» Problem description
Spot each line that carries the word "дорожного"; copy those lines.

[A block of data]
—————

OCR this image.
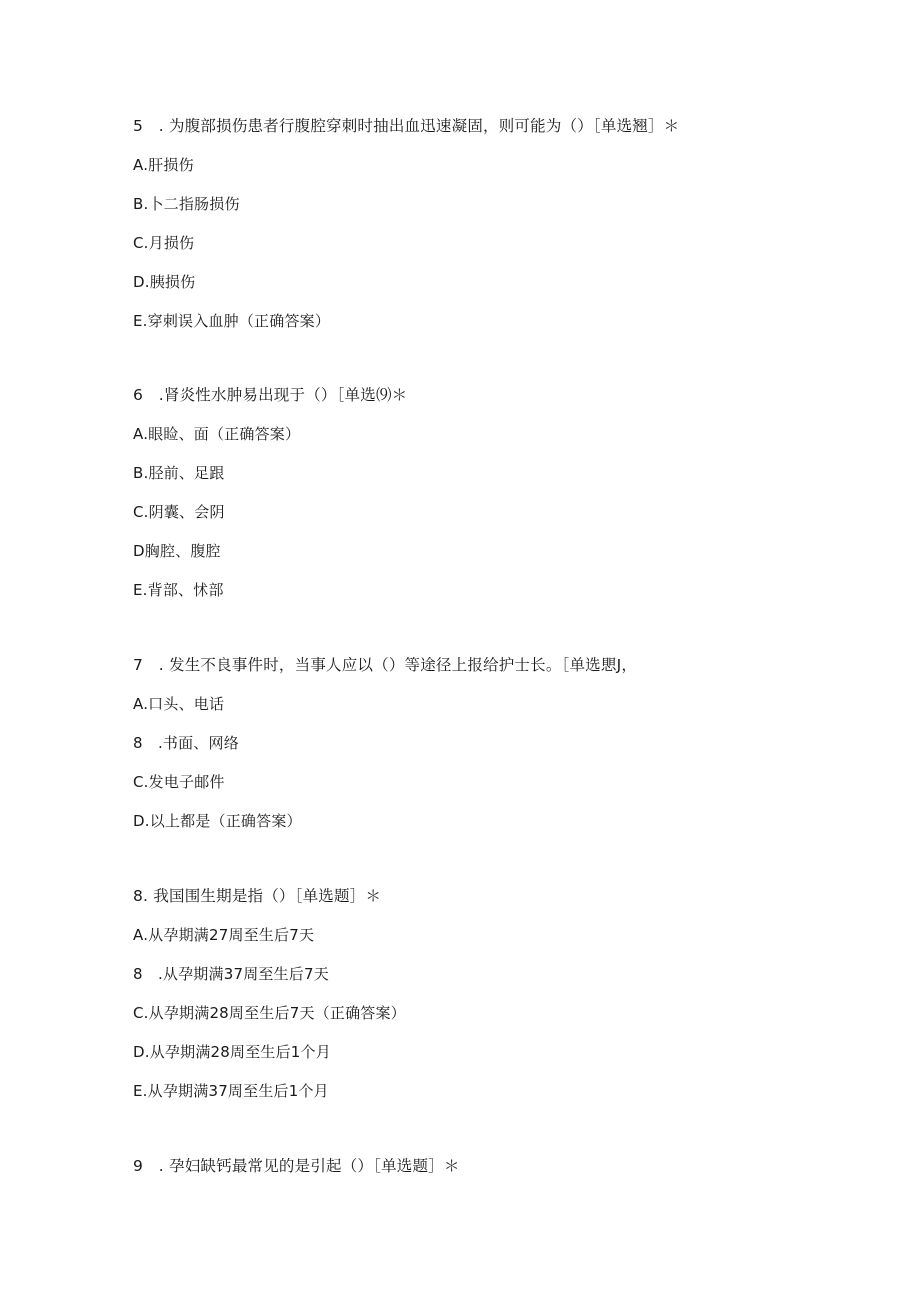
5　. 为腹部损伤患者行腹腔穿刺时抽出血迅速凝固，则可能为（）［单选翘］＊
A.肝损伤
B.卜二指肠损伤
C.月损伤
D.胰损伤
E.穿刺误入血肿（正确答案）
6　.肾炎性水肿易出现于（）［单选⑼＊
A.眼睑、面（正确答案）
B.胫前、足跟
C.阴囊、会阴
D胸腔、腹腔
E.背部、怵部
7　. 发生不良事件时，当事人应以（）等途径上报给护士长。［单选愳J，
A.口头、电话
8　.书面、网络
C.发电子邮件
D.以上都是（正确答案）
8. 我国围生期是指（）［单选题］＊
A.从孕期满27周至生后7天
8　.从孕期满37周至生后7天
C.从孕期满28周至生后7天（正确答案）
D.从孕期满28周至生后1个月
E.从孕期满37周至生后1个月
9　. 孕妇缺钙最常见的是引起（）［单选题］＊
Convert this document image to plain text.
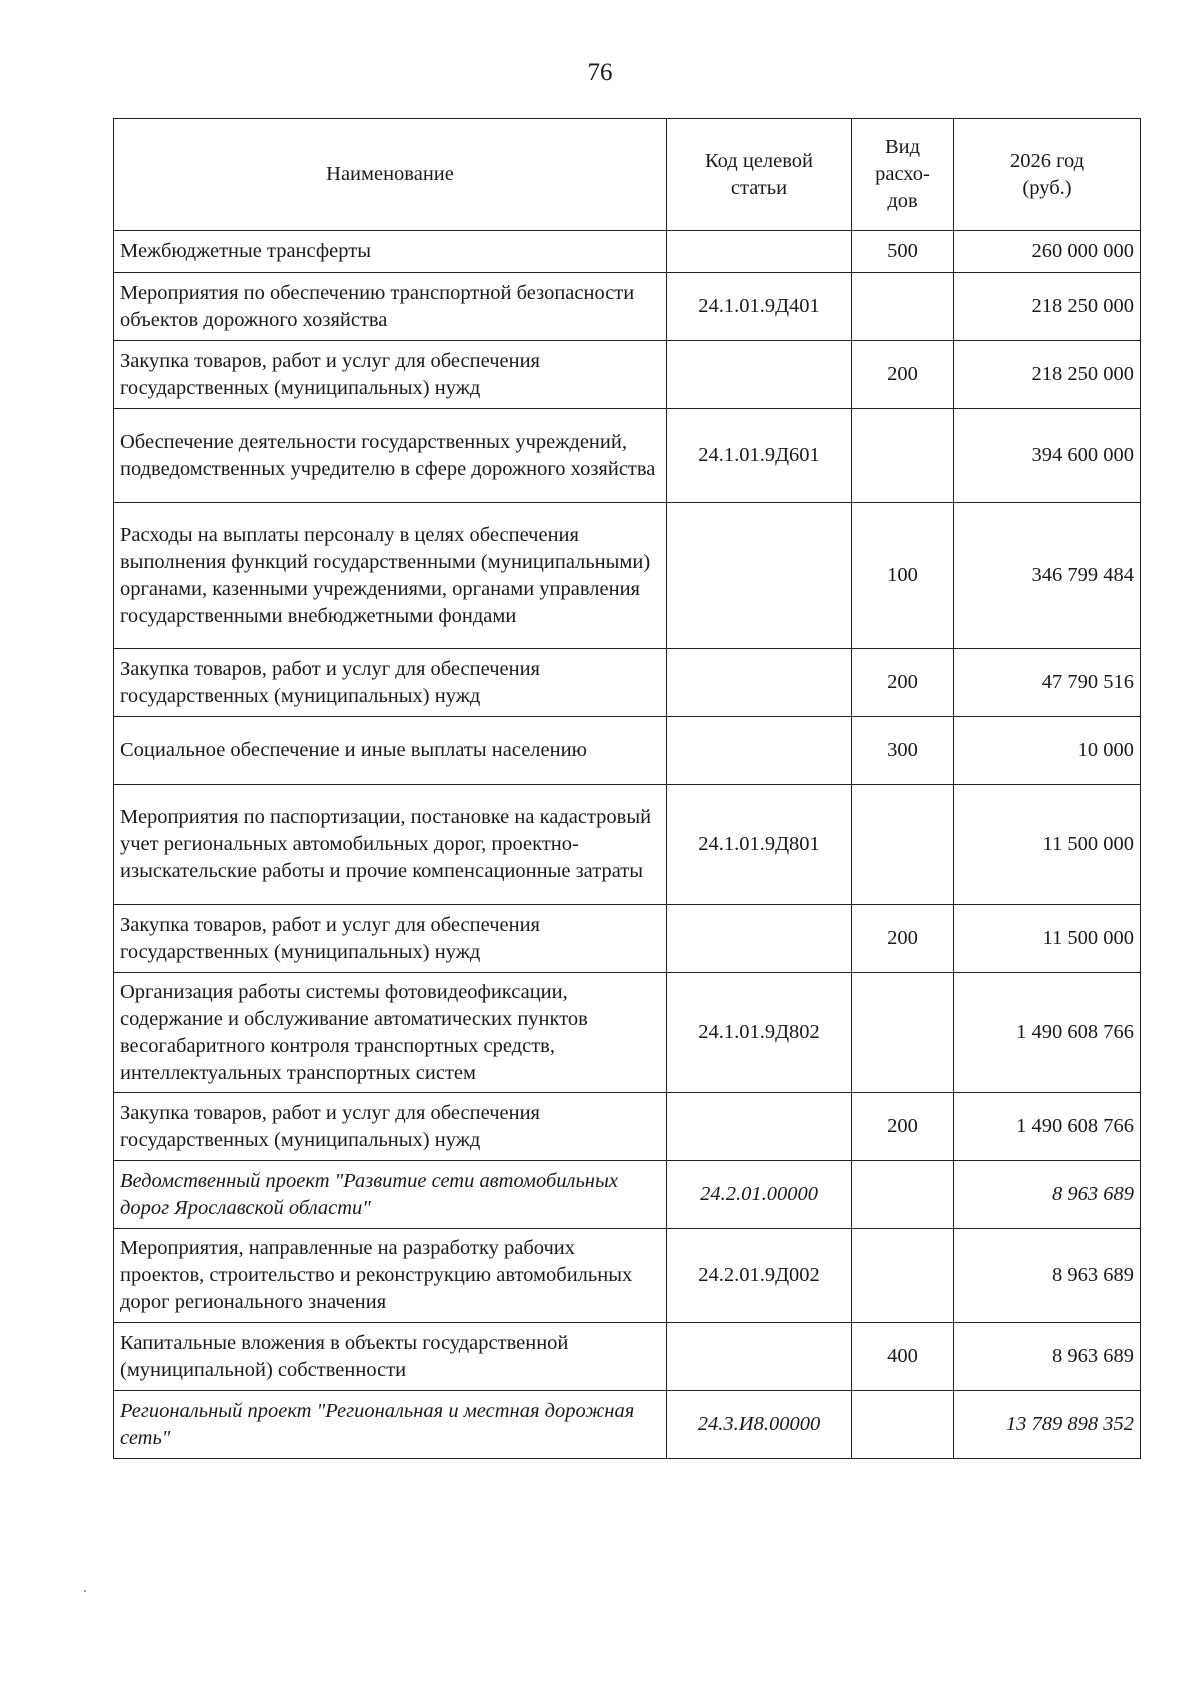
76
Наименование	Код целевой статьи	Вид расхо-дов	2026 год (руб.)
Межбюджетные трансферты		500	260 000 000
Мероприятия по обеспечению транспортной безопасности объектов дорожного хозяйства	24.1.01.9Д401		218 250 000
Закупка товаров, работ и услуг для обеспечения государственных (муниципальных) нужд		200	218 250 000
Обеспечение деятельности государственных учреждений, подведомственных учредителю в сфере дорожного хозяйства	24.1.01.9Д601		394 600 000
Расходы на выплаты персоналу в целях обеспечения выполнения функций государственными (муниципальными) органами, казенными учреждениями, органами управления государственными внебюджетными фондами		100	346 799 484
Закупка товаров, работ и услуг для обеспечения государственных (муниципальных) нужд		200	47 790 516
Социальное обеспечение и иные выплаты населению		300	10 000
Мероприятия по паспортизации, постановке на кадастровый учет региональных автомобильных дорог, проектно-изыскательские работы и прочие компенсационные затраты	24.1.01.9Д801		11 500 000
Закупка товаров, работ и услуг для обеспечения государственных (муниципальных) нужд		200	11 500 000
Организация работы системы фотовидеофиксации, содержание и обслуживание автоматических пунктов весогабаритного контроля транспортных средств, интеллектуальных транспортных систем	24.1.01.9Д802		1 490 608 766
Закупка товаров, работ и услуг для обеспечения государственных (муниципальных) нужд		200	1 490 608 766
Ведомственный проект "Развитие сети автомобильных дорог Ярославской области"	24.2.01.00000		8 963 689
Мероприятия, направленные на разработку рабочих проектов, строительство и реконструкцию автомобильных дорог регионального значения	24.2.01.9Д002		8 963 689
Капитальные вложения в объекты государственной (муниципальной) собственности		400	8 963 689
Региональный проект "Региональная и местная дорожная сеть"	24.3.И8.00000		13 789 898 352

—————

» Solution to this exercise
Мероприятия по обеспечению транспортной безопасности объектов дорожного хозяйства	24.1.01.9Д401		218 250 000
Обеспечение деятельности государственных учреждений, подведомственных учредителю в сфере дорожного хозяйства	24.1.01.9Д601		394 600 000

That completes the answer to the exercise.